- Fragment dokumentu

Fabryczne LPG? Dziś to prawdziwy rarytas!
Jeszcze kilka lat temu każdy szanujący się importer nowych pojazdów miał w swojej ofercie samochody z fabryczną instalacją gazową. Dziś marki, które kuszą klientów możliwością taniej jazdy na LPG, policzyć można na palcach jednej ręki!
Pomór modeli z fabryczną instalacją gazową to efekt drastycznego zaostrzania norm emisji spalin i wymuszonych tym zmian konstrukcyjnych. Dowsizing często idzie w parze ze stosowaniem bezpośredniego wtrysku benzyny, a takie rozwiązanie winduje cenę instalacji gazowej poza granicę opłacalności.
W efekcie na polskim rynku mamy obecnie zaledwie trzy marki, które mogą się pochwalić ofertą nowych aut z fabryczną instalacją gazową. Niekwestionowanym liderem jest w tym zestawieniu... Dacia!

- Zadania
• a. Wypisz z tekstu o fabrycznym LPG wszystkie zdania zakończone wykrzyknikiem.
• b. Podejmij tekst o fabrycznym LPG i dopisz jego dalszy ciąg, zaczynając po ostatnim zdaniu.
Dane stanowią osobny materiał, niezwiązany z tekstem o fabrycznym LPG.

Wpisy ze zbioru danych:
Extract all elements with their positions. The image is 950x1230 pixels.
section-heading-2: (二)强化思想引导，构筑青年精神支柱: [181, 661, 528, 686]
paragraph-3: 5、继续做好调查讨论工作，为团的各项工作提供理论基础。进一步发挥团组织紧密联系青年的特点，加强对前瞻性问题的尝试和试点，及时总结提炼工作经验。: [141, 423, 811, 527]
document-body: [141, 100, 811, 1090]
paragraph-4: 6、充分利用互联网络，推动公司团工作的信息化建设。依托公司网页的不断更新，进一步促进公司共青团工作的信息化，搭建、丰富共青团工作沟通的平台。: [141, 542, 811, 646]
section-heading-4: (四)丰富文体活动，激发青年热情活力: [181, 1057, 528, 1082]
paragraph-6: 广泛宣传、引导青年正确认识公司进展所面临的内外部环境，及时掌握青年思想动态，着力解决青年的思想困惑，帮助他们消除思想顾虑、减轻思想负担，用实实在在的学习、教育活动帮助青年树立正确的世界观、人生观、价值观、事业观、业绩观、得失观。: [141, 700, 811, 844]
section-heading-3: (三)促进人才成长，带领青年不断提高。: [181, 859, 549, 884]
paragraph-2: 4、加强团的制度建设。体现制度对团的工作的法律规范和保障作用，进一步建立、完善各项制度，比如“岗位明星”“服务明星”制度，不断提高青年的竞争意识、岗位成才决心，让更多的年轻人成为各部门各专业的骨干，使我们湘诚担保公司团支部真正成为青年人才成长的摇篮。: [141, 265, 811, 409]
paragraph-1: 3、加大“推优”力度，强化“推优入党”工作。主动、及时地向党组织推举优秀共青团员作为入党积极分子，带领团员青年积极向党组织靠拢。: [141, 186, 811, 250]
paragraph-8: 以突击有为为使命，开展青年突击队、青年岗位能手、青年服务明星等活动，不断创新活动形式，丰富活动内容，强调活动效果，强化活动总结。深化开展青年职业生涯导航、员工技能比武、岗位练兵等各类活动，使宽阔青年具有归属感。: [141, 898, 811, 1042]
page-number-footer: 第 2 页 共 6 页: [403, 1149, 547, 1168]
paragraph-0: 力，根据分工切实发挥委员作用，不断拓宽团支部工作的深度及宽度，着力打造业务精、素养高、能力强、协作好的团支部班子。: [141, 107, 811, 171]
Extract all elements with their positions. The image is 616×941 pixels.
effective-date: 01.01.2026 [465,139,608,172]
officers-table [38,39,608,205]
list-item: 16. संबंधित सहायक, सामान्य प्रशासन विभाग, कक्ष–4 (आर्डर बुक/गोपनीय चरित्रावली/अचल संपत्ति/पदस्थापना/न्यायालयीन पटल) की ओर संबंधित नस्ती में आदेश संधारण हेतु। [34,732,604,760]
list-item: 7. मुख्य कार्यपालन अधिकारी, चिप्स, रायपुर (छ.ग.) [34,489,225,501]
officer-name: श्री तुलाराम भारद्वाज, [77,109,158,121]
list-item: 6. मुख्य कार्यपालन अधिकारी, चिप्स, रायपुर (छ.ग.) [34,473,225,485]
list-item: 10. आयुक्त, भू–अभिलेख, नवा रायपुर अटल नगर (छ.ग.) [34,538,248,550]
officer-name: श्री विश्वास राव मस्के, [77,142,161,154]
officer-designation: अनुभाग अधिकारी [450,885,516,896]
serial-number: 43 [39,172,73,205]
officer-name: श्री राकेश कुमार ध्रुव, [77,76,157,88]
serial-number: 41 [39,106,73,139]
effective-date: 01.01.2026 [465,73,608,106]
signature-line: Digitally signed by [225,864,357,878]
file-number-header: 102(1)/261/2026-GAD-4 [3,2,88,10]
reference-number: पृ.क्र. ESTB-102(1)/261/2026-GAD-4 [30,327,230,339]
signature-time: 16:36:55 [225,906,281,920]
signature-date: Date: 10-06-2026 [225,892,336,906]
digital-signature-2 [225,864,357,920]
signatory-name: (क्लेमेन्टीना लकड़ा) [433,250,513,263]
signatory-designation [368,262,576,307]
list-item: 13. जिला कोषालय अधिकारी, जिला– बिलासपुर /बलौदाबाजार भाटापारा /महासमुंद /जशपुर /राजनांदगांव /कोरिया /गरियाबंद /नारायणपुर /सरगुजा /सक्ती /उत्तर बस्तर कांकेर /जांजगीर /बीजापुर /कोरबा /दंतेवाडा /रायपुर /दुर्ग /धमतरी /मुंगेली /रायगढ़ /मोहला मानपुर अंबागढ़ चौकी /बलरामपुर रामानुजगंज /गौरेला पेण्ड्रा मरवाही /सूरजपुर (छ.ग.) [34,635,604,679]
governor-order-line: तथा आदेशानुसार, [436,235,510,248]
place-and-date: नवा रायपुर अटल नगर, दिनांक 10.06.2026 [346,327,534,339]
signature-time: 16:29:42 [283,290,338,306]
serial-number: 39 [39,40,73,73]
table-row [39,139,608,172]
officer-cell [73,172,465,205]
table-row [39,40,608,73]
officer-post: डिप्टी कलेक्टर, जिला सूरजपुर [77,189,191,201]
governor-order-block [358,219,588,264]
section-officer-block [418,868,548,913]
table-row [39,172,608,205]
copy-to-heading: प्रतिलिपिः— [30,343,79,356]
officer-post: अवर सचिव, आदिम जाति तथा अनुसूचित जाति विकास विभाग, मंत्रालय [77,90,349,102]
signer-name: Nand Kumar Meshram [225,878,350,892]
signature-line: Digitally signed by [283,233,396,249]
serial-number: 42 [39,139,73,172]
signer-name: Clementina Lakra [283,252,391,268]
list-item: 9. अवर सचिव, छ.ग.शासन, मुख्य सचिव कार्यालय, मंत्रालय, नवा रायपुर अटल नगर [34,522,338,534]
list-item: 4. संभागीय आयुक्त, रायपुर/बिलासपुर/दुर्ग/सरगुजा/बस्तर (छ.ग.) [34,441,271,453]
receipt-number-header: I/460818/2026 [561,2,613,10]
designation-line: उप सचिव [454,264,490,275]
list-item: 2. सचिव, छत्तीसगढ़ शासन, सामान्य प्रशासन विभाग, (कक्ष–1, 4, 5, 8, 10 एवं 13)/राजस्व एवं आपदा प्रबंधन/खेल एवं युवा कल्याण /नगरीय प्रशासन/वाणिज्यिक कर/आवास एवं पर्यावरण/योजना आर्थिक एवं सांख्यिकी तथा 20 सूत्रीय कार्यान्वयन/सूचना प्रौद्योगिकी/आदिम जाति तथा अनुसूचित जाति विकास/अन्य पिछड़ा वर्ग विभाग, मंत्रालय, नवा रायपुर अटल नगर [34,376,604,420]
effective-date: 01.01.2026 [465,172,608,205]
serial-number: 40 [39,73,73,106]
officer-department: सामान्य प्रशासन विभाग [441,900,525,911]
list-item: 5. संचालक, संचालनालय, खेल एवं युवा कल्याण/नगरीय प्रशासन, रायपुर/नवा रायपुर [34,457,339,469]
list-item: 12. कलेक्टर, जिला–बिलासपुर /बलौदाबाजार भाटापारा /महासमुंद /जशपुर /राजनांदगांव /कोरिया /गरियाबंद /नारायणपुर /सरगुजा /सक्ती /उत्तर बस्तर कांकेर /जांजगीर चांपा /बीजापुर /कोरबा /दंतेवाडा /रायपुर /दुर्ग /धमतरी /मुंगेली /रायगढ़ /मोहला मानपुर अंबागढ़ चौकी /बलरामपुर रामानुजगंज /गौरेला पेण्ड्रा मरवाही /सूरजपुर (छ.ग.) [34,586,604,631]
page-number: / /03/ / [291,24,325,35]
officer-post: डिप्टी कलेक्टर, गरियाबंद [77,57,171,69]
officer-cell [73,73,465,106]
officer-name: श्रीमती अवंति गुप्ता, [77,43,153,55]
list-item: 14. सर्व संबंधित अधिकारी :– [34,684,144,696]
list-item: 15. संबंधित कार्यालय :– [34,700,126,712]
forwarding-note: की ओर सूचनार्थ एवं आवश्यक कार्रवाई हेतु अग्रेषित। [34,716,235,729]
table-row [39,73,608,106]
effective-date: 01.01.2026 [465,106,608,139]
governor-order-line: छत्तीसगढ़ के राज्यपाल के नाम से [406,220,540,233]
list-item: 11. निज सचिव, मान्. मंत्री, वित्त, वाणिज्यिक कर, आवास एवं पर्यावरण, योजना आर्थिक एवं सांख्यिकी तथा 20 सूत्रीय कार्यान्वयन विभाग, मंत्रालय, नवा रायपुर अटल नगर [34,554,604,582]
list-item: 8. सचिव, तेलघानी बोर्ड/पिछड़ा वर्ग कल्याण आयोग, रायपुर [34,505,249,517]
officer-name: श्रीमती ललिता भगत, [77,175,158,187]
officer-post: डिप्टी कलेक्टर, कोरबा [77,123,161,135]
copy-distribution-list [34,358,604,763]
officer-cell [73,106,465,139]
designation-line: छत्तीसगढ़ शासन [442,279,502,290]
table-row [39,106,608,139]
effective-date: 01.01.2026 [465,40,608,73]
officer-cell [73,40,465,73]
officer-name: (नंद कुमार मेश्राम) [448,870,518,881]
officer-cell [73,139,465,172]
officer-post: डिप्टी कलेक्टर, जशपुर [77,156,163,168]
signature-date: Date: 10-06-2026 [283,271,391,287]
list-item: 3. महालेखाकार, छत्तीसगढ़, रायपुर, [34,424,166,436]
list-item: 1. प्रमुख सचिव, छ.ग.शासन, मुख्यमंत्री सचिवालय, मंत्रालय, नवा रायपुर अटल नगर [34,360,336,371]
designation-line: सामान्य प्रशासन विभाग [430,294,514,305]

- Odpowiedzi
• a.
- Dziś to prawdziwy rarytas!
- Dziś marki, które kuszą klientów możliwością taniej jazdy na LPG, policzyć można na palcach jednej ręki!
- Niekwestionowanym liderem jest w tym zestawieniu... Dacia!

• b.
To zasługa stosowanego przez markę na szeroką skalę silnika 1.0 TCe konstrukcji Nissana. Mimo zastosowania w praktyce idei downsizingu konstruktorom tej jednostki udało się sprostać najnowszym normom emisji spalin (pełne Euro 6) bez konieczności stosowania wtrysku bezpośredniego (jednostka ma klasyczny wtrysk wielopunktowy). Dzięki temu - montowaną jeszcze w Rumunii - instalację gazową, której obecność nie wpływa w żaden sposób na warunki gwarancji, zamówić można do każdego z popularnych modeli Dacii.
Przy okazji - ważna informacja. Samochody Dacii z fabryczną instalacją gazową (dostawcą jest Landi Renzo) pochwalić się mogą kilkoma zmianami konstrukcyjnymi. Do współpracy z LPG przystosowano m.in. głowicę, która ma wzmocnione gniazda zaworowe i same zawory.
Na ogromną popularność Dacii z LPG w największym stopniu wpływa jednak sama oferta. Niezależnie od modelu dopłata do fabrycznej instalacji wynosi zaledwie... tysiąc złotych!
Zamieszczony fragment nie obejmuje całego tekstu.